Wherever "title" appears in a line, list that line.
↓↓↓
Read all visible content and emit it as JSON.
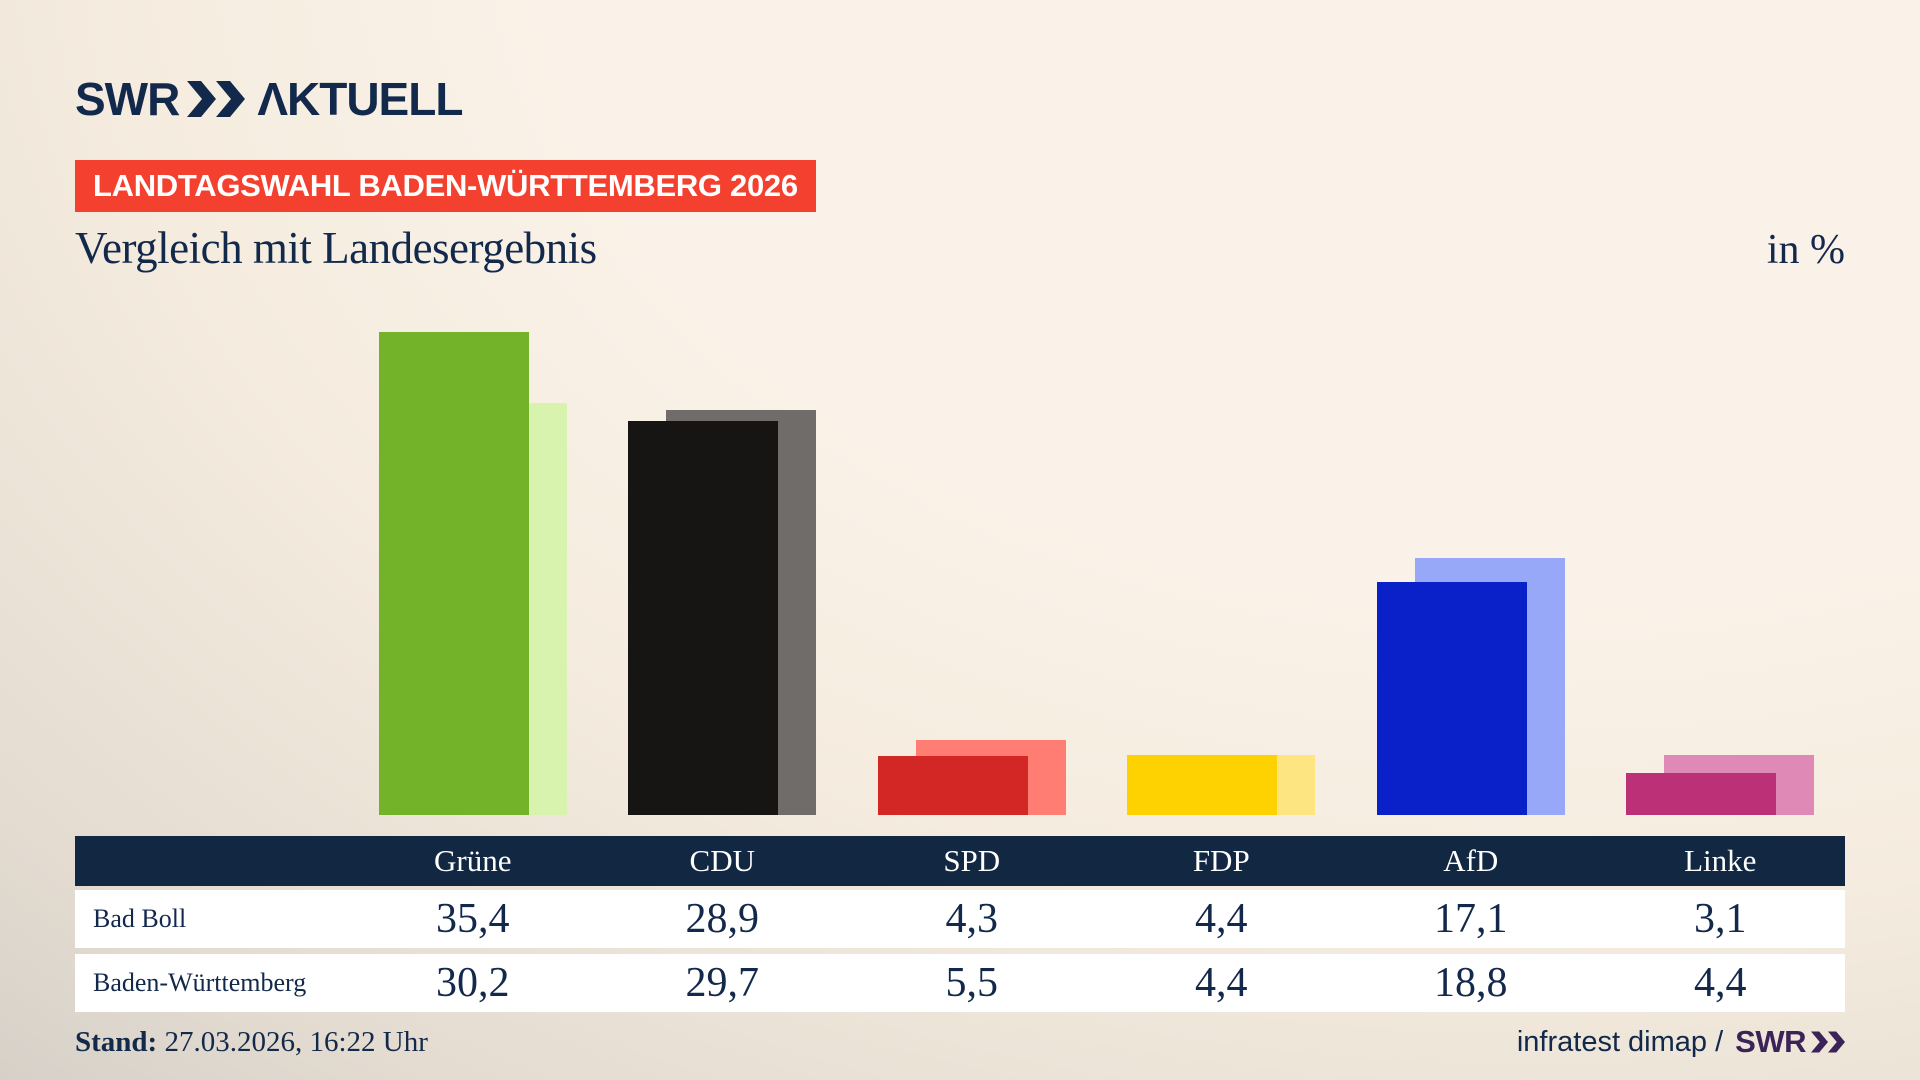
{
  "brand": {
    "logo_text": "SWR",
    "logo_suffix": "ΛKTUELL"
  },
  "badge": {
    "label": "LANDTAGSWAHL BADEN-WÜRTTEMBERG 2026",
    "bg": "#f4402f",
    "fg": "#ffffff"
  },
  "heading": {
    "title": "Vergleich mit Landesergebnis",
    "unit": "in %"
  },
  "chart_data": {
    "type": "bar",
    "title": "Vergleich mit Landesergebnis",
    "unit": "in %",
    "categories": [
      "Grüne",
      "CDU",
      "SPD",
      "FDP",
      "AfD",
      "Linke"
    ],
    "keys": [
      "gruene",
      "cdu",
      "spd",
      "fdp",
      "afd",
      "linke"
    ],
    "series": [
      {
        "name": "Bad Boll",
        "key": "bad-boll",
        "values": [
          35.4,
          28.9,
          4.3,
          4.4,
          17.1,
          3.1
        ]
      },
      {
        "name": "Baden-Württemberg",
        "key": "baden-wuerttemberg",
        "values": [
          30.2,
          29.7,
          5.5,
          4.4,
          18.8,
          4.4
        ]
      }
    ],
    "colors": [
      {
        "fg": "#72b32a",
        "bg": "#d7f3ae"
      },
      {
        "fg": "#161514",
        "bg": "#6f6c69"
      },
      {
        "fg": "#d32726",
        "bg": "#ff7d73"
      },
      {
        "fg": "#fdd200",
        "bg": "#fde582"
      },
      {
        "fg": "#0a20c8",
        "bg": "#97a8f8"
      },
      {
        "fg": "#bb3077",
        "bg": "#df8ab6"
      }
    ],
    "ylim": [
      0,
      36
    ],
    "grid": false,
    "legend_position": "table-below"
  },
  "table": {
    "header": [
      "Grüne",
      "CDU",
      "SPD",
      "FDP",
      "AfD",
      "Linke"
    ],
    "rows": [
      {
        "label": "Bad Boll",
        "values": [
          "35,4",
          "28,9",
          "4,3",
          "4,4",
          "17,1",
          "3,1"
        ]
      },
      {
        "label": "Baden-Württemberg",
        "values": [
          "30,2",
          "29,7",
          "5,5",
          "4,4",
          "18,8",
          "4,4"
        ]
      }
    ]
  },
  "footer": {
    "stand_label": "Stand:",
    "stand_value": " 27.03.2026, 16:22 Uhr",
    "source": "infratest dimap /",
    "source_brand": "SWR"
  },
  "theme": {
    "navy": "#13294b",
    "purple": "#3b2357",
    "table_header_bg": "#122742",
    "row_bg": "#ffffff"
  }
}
↑↑↑
↓↓↓
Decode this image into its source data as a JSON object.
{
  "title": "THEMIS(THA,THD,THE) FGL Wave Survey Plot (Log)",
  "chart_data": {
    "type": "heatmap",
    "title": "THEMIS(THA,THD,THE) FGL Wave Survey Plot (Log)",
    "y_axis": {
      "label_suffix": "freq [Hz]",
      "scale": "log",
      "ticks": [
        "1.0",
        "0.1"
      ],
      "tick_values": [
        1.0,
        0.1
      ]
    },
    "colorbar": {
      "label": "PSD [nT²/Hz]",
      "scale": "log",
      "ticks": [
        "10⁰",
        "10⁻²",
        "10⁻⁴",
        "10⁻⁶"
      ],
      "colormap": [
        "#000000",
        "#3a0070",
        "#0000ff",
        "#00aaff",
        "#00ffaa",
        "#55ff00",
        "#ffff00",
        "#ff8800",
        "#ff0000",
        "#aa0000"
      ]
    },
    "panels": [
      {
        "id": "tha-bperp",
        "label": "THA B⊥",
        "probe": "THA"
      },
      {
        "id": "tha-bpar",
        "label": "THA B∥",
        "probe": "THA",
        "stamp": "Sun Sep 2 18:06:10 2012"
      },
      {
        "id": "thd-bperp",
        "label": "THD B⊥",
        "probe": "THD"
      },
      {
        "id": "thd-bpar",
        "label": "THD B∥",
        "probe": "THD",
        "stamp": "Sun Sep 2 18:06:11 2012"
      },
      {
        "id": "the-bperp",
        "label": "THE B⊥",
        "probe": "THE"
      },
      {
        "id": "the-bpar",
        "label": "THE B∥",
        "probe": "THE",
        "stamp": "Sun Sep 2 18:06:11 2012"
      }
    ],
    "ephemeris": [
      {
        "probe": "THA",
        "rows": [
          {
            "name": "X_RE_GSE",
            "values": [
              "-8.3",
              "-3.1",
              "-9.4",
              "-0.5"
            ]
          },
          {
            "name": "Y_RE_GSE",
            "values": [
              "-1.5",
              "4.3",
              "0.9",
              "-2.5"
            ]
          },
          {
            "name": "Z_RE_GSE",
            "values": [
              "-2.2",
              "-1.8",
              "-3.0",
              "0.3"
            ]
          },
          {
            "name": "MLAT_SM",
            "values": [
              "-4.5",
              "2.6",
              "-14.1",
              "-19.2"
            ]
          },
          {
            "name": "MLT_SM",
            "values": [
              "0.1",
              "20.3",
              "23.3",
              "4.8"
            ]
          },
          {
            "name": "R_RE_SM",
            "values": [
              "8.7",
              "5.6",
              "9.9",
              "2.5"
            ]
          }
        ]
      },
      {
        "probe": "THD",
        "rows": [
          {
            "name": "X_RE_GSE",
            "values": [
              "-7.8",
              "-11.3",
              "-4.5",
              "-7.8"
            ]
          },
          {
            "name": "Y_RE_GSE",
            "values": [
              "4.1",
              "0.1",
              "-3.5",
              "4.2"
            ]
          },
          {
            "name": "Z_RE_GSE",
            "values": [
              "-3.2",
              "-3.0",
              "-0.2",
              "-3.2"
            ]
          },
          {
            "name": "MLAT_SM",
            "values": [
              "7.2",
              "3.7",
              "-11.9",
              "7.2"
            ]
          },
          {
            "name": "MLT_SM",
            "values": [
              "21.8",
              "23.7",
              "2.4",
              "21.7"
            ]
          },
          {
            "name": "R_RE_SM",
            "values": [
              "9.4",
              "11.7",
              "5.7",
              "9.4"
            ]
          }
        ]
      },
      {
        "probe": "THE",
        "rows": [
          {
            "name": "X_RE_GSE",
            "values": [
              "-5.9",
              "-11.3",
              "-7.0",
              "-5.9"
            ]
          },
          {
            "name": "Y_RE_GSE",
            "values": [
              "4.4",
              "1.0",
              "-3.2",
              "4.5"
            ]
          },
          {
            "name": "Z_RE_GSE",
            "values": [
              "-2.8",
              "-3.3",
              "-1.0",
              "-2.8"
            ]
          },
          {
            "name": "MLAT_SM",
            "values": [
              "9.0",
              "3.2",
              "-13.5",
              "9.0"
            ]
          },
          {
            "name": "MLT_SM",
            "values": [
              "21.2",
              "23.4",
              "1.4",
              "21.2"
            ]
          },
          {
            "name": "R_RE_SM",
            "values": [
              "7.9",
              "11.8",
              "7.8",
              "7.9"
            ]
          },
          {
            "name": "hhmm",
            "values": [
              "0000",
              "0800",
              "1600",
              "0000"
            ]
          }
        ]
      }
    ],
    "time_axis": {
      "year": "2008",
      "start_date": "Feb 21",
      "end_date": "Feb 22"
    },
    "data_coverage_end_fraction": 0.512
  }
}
↑↑↑
→ **Expected answer**:
    "title": "Vergleich mit Landesergebnis",
    "title": "Vergleich mit Landesergebnis",
  "title": "THEMIS(THA,THD,THE) FGL Wave Survey Plot (Log)",
    "title": "THEMIS(THA,THD,THE) FGL Wave Survey Plot (Log)",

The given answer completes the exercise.